Professor Dawkins has been making something of a fool of himself lately (I tried to find a more charitable way of putting it, but I fear I have failed) over his knowledge of the works and opinions of Charles Darwin, of whom he is so well-known as being supposedly the great high priest, or vicarious presence in our own times. That indispensable website, Protect the Pope, draws our attention to one occasion on which this was embarrassingly revealed, which I had previously missed, and which occurred during a recent debate in Australia between Dawkins and Cardinal Pell.

__Material supplied__:
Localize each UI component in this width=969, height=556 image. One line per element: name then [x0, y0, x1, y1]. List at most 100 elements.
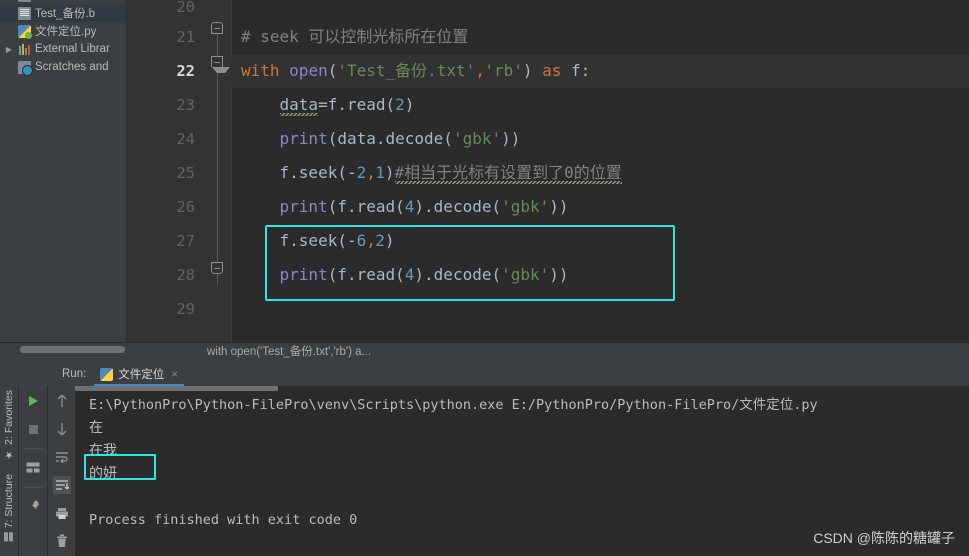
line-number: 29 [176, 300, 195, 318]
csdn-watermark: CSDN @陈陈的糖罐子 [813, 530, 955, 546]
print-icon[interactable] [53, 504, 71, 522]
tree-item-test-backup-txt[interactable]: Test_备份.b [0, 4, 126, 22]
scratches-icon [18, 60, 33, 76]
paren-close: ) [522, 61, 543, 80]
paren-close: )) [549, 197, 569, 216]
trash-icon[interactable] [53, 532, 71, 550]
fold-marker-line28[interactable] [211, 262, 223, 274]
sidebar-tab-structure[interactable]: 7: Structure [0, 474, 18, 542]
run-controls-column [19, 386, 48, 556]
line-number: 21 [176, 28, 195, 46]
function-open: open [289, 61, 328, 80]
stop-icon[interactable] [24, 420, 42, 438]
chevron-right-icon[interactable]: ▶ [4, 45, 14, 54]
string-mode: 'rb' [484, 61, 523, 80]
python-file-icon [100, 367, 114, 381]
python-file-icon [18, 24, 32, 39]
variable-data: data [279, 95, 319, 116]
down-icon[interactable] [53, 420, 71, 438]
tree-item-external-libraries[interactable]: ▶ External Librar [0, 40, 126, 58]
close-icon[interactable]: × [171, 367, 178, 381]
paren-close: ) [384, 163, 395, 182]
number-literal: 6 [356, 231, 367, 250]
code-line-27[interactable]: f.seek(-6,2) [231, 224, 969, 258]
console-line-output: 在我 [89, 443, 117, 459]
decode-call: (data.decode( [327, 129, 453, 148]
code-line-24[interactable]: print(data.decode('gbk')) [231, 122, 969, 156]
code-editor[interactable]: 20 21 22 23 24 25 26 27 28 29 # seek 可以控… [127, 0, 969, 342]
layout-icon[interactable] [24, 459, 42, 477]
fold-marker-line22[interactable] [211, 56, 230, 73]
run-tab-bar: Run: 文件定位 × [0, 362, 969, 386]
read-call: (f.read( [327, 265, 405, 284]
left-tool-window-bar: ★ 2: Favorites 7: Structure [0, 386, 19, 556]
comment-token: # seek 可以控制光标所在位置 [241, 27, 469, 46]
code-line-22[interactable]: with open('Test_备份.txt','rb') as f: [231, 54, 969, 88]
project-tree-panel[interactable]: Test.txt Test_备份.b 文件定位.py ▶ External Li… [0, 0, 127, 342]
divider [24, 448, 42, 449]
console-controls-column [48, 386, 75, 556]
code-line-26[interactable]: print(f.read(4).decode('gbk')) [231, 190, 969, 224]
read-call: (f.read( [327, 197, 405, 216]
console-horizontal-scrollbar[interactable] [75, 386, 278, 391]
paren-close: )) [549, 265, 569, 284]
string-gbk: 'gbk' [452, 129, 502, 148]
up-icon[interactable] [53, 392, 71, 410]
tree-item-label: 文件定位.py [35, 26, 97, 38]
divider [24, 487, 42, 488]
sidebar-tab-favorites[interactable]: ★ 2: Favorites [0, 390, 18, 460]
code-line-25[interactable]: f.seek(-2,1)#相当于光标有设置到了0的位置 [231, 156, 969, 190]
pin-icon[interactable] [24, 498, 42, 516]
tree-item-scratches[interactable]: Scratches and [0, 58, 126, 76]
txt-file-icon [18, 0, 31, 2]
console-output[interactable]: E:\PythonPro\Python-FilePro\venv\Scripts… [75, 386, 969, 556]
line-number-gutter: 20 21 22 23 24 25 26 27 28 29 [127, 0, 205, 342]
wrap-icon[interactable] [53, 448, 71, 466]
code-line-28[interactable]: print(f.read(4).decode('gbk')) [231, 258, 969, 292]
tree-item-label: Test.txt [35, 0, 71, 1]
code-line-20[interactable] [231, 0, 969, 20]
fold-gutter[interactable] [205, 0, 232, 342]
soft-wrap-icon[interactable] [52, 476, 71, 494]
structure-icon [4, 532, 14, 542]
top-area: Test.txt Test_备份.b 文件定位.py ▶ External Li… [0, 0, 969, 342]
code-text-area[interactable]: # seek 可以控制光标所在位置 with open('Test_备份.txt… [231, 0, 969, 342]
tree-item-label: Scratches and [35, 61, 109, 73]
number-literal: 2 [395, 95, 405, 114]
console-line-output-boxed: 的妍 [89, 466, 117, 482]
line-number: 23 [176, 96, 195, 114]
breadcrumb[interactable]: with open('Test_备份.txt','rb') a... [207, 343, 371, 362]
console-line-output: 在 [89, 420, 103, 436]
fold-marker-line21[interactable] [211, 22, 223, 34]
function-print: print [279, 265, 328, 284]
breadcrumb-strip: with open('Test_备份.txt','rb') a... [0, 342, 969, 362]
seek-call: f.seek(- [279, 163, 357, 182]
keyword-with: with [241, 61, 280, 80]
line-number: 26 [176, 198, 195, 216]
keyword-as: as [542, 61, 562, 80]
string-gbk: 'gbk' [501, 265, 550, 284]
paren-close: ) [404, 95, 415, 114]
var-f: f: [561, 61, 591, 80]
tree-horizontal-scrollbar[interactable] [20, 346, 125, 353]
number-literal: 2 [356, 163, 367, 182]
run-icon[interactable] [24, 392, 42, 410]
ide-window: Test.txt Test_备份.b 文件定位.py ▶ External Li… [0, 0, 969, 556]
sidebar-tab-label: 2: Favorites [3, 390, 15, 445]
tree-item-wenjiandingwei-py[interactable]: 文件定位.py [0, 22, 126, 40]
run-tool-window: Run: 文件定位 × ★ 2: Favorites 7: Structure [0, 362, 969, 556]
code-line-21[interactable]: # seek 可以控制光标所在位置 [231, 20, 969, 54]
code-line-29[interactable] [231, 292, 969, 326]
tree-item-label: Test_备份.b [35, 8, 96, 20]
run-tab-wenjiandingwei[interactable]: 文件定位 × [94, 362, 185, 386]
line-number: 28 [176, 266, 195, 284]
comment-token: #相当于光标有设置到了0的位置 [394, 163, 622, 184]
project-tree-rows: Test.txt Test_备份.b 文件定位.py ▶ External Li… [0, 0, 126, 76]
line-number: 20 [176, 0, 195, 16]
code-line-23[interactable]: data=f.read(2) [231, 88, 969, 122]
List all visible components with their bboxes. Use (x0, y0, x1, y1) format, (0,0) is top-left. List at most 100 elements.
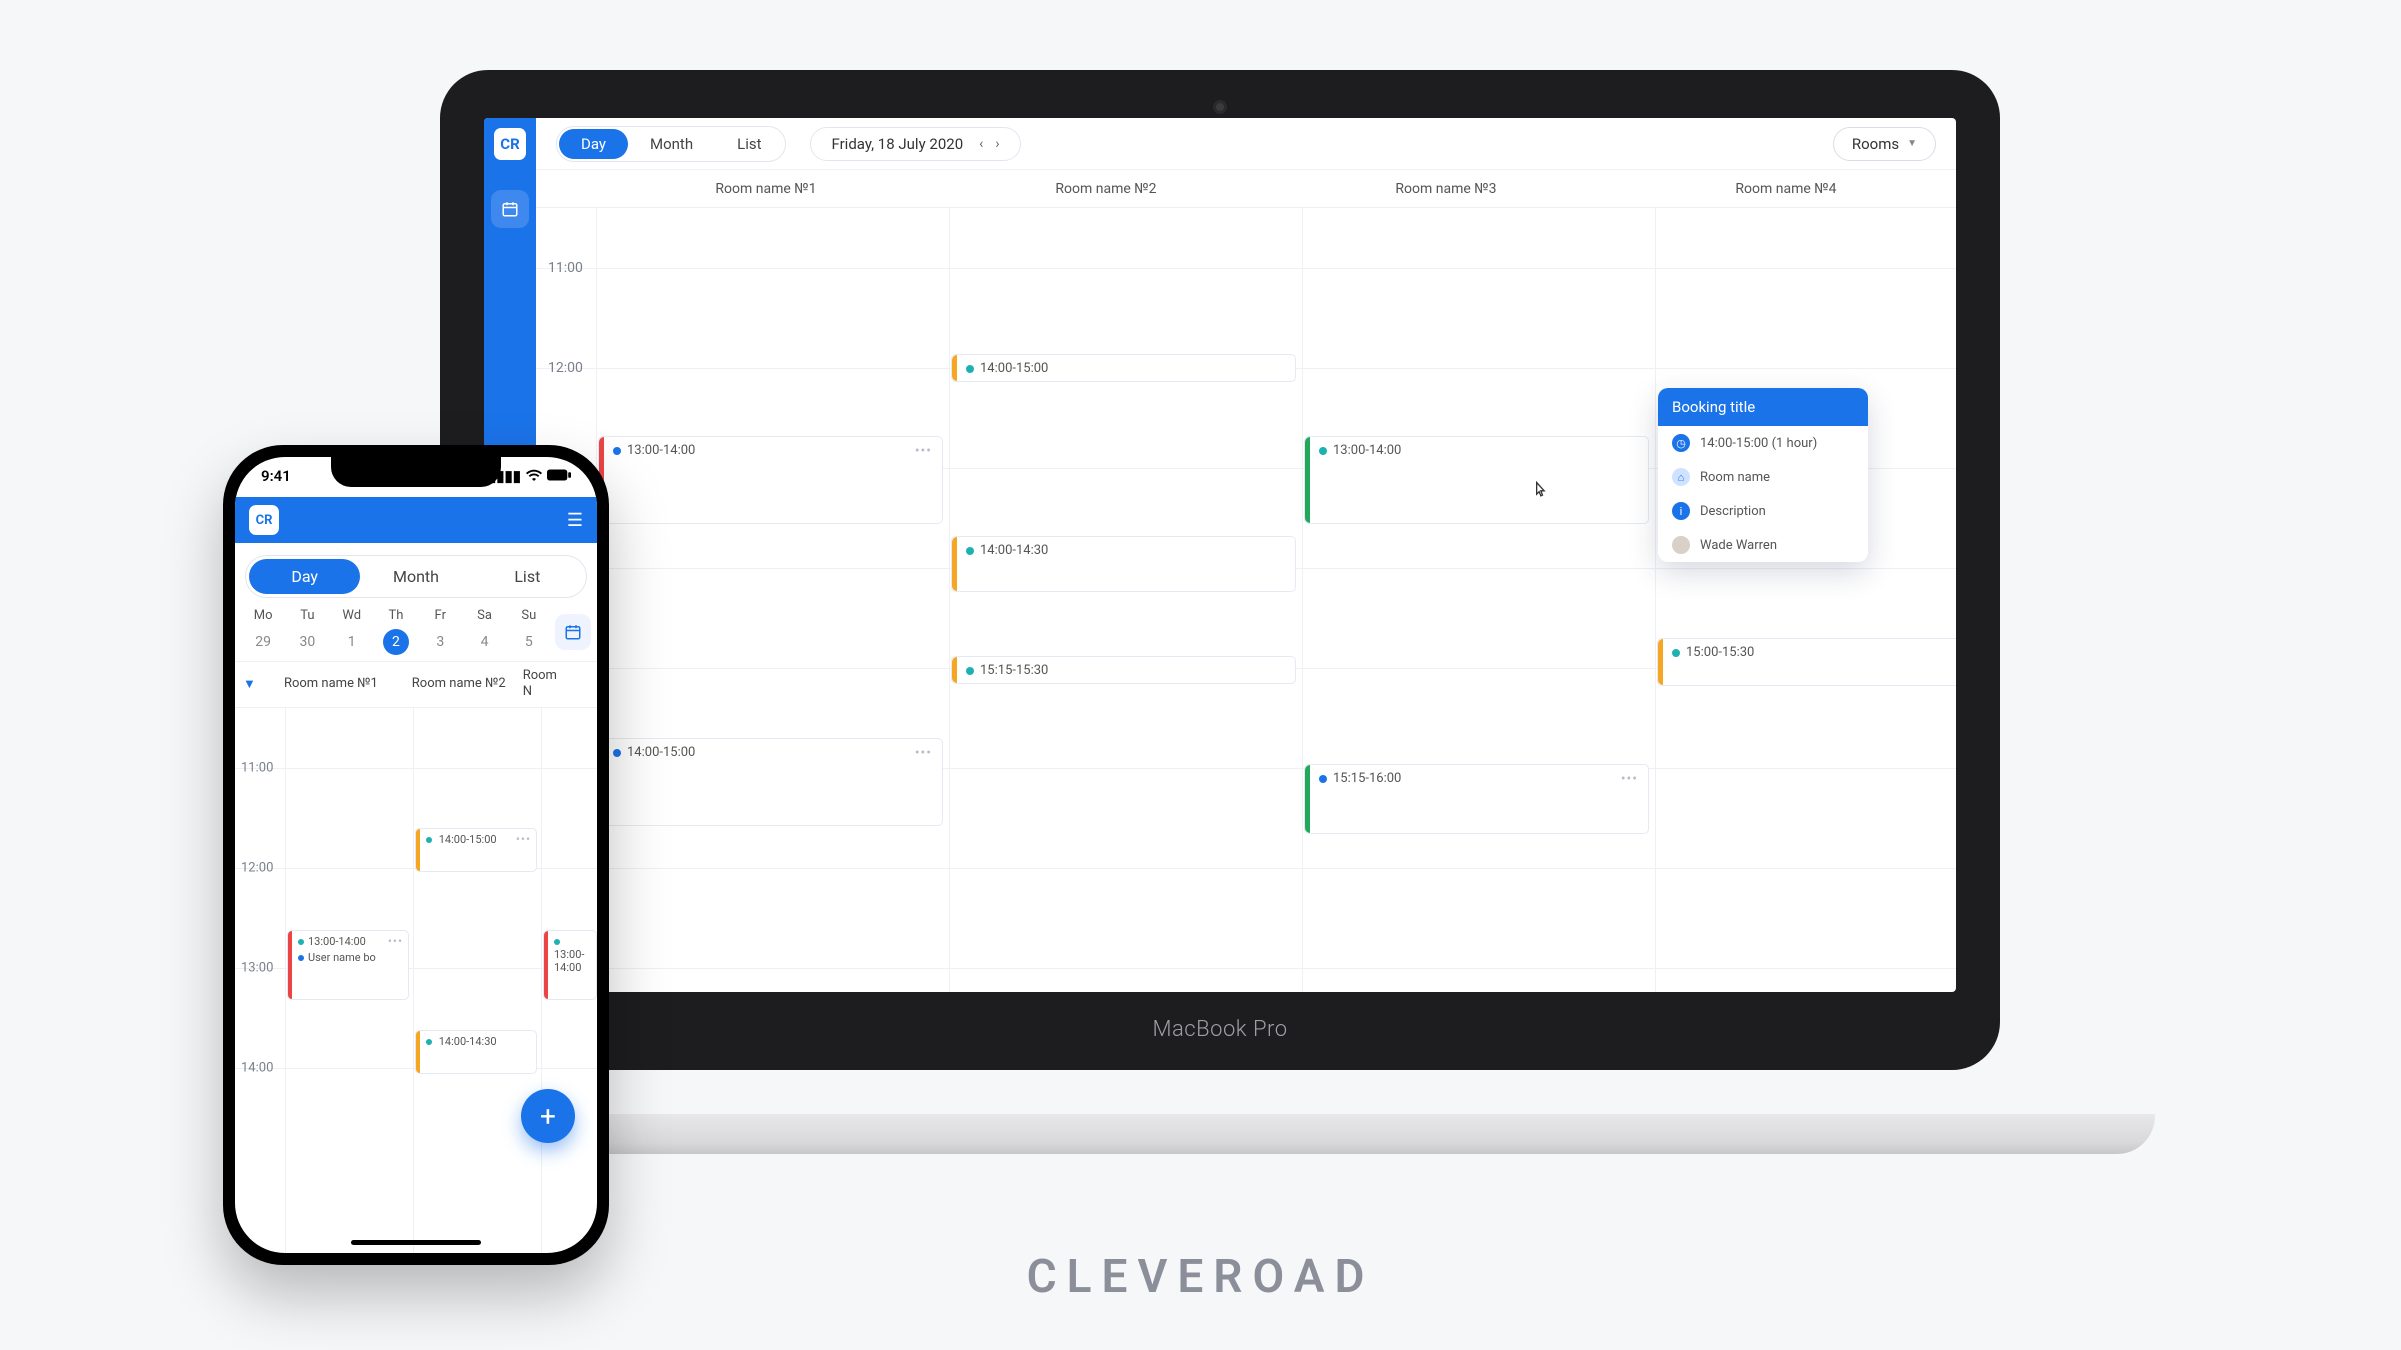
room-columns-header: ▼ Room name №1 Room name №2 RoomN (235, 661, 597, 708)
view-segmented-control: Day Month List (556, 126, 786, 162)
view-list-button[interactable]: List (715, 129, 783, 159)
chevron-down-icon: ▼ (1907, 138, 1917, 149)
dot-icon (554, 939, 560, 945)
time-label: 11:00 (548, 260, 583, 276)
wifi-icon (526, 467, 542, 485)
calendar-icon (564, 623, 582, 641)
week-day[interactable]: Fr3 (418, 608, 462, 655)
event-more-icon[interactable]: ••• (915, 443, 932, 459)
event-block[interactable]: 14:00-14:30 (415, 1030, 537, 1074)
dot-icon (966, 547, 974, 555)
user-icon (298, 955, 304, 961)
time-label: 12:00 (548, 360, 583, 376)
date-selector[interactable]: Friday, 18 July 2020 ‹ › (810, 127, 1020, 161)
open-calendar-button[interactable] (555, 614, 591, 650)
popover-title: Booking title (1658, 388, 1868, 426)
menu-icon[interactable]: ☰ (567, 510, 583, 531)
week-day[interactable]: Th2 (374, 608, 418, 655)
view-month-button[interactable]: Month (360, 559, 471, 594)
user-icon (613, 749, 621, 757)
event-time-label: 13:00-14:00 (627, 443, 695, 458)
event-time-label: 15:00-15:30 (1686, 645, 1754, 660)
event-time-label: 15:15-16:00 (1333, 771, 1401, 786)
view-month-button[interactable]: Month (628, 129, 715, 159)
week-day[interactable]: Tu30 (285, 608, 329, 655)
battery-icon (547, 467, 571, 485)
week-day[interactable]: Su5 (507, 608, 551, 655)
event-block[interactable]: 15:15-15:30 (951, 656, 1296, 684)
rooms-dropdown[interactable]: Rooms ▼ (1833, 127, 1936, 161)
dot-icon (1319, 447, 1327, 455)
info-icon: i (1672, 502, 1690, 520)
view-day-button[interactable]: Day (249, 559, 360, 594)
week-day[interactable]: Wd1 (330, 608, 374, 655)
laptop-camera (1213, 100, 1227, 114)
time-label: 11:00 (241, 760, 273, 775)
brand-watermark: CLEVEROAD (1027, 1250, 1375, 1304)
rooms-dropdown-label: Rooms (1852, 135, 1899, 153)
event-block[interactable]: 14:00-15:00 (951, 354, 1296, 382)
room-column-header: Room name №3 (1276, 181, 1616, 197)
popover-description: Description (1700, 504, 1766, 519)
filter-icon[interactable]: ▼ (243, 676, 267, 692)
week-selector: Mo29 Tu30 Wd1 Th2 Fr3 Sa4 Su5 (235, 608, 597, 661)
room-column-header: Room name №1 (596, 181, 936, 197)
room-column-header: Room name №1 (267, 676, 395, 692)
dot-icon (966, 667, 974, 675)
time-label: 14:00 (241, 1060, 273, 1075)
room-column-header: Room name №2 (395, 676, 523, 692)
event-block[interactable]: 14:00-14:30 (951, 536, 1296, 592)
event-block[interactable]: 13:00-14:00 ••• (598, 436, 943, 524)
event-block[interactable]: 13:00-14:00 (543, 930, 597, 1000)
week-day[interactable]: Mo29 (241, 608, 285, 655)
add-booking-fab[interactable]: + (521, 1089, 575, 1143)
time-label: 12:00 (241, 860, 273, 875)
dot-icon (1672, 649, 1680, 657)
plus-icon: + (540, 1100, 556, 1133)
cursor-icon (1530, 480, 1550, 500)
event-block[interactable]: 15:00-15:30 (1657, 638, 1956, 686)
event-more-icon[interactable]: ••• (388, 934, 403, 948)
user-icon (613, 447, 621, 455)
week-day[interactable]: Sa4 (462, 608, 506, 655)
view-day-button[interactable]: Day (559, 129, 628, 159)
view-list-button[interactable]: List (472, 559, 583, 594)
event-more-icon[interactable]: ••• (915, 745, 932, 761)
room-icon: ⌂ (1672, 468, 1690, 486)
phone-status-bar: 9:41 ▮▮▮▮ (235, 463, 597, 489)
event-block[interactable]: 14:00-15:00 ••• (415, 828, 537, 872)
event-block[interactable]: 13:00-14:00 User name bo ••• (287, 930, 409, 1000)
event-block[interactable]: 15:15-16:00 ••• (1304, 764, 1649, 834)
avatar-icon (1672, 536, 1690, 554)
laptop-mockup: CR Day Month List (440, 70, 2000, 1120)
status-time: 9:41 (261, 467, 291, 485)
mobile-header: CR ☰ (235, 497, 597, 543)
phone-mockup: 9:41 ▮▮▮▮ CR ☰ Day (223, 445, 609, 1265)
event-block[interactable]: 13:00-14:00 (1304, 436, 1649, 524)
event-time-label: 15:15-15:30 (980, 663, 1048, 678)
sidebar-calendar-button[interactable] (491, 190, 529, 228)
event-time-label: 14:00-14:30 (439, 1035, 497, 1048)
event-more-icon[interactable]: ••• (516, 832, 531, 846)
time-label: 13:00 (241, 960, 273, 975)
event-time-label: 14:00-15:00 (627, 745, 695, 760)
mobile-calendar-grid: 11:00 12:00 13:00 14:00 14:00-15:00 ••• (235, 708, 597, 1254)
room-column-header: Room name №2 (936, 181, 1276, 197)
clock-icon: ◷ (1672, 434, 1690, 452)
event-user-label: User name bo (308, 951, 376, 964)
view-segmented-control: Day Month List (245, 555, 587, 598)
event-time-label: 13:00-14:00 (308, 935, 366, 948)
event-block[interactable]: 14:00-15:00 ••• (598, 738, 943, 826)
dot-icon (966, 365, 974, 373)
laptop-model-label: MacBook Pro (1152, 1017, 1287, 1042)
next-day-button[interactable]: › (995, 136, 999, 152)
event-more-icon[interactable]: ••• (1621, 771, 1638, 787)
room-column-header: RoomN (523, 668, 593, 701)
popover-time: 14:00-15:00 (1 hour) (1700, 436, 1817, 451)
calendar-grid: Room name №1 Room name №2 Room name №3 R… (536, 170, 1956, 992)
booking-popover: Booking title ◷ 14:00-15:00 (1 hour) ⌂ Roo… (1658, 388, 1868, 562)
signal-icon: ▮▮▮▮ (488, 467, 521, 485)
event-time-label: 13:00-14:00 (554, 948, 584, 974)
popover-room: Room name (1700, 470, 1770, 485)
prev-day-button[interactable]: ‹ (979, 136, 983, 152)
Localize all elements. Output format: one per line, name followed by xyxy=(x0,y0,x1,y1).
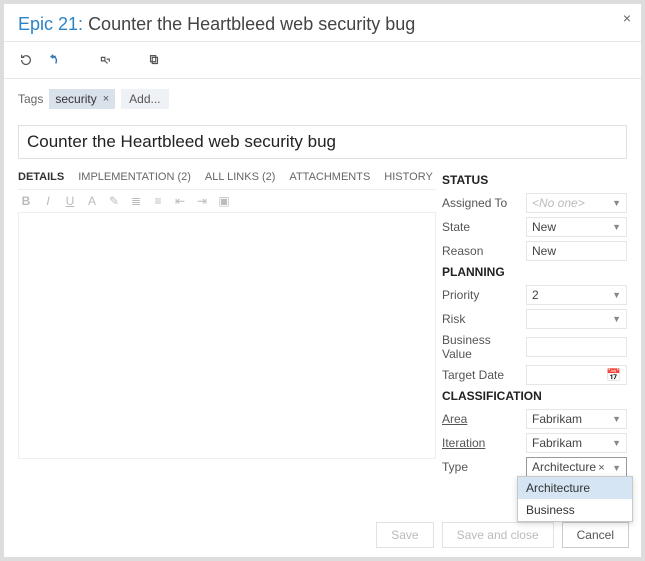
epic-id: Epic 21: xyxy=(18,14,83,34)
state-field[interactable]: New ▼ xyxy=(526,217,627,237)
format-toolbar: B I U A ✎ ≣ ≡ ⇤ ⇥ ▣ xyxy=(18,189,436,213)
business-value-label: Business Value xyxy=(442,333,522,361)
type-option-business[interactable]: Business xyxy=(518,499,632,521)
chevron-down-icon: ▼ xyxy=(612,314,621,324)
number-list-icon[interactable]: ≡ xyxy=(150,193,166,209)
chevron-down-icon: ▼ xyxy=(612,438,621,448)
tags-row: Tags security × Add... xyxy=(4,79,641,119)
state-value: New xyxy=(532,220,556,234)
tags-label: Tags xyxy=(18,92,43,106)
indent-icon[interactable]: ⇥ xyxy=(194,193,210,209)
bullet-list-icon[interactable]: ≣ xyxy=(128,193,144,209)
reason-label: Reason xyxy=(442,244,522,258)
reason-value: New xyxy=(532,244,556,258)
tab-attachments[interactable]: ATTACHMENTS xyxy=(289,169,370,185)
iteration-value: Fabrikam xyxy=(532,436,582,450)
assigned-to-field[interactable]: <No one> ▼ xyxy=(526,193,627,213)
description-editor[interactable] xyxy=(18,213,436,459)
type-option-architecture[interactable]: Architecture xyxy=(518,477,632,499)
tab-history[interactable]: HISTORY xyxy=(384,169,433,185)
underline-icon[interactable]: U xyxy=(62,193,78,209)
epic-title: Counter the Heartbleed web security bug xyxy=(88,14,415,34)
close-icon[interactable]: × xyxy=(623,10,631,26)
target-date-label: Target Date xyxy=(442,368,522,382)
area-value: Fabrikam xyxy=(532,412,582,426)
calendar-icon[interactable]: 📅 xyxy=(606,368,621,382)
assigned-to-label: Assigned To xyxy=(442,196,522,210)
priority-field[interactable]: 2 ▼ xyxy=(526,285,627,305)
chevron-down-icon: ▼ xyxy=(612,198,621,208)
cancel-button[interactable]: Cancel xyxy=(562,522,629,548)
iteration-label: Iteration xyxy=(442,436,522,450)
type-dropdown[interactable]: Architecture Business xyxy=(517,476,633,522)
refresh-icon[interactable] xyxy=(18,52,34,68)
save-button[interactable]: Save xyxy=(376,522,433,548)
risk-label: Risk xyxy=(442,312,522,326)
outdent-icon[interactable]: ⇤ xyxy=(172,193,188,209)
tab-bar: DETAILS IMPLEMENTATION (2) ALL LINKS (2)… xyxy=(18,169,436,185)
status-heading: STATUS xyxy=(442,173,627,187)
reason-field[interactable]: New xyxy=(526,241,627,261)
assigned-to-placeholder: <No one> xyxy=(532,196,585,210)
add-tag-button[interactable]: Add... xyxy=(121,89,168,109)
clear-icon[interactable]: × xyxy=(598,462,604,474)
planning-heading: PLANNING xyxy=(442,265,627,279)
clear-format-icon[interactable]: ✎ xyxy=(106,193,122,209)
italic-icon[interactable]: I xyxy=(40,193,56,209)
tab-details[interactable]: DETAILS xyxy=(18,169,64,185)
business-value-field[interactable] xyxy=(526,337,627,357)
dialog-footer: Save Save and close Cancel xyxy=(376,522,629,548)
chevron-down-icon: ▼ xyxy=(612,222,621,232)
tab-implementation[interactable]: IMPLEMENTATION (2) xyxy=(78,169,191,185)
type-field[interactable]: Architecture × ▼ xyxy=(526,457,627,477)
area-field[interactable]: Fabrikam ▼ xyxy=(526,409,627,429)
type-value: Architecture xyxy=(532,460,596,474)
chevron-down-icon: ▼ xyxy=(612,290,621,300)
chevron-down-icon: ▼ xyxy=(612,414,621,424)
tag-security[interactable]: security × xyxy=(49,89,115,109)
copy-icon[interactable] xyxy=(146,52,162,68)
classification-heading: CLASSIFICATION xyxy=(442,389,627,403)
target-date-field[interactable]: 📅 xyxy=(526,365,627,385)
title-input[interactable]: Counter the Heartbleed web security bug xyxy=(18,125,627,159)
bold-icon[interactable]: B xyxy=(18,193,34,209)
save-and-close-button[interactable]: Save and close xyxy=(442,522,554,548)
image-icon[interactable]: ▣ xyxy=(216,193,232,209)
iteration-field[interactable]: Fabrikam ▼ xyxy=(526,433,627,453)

__Tasks and exercises__:
a) In two sentences, sum up the passage on Professor Dawkins.
b) Answer these from the passage on Professor Dawkins:
(i) Which website drew the writer's attention to the occasion?
(ii) In what country was the recent debate held?
(iii) Whom did Dawkins debate?
c) Write out the passage on Professor Dawkins again, starting at "Professor Dawkins has" and ending at "and Cardinal Pell.", with "Australia" swapped for "New Zealand".

__Final answers__:
a) The writer holds that Professor Dawkins has lately been making a fool of himself over his knowledge of Charles Darwin's works and opinions, though he is well known as supposedly Darwin's great high priest in our own times. The website Protect the Pope pointed the writer to one embarrassing instance of this, which the writer had missed and which took place during a recent debate in Australia between Dawkins and Cardinal Pell.

b)
(i) Protect the Pope
(ii) Australia
(iii) Cardinal Pell

c)
Professor Dawkins has been making something of a fool of himself lately (I tried to find a more charitable way of putting it, but I fear I have failed) over his knowledge of the works and opinions of Charles Darwin, of whom he is so well-known as being supposedly the great high priest, or vicarious presence in our own times. That indispensable website, Protect the Pope, draws our attention to one occasion on which this was embarrassingly revealed, which I had previously missed, and which occurred during a recent debate in New Zealand between Dawkins and Cardinal Pell.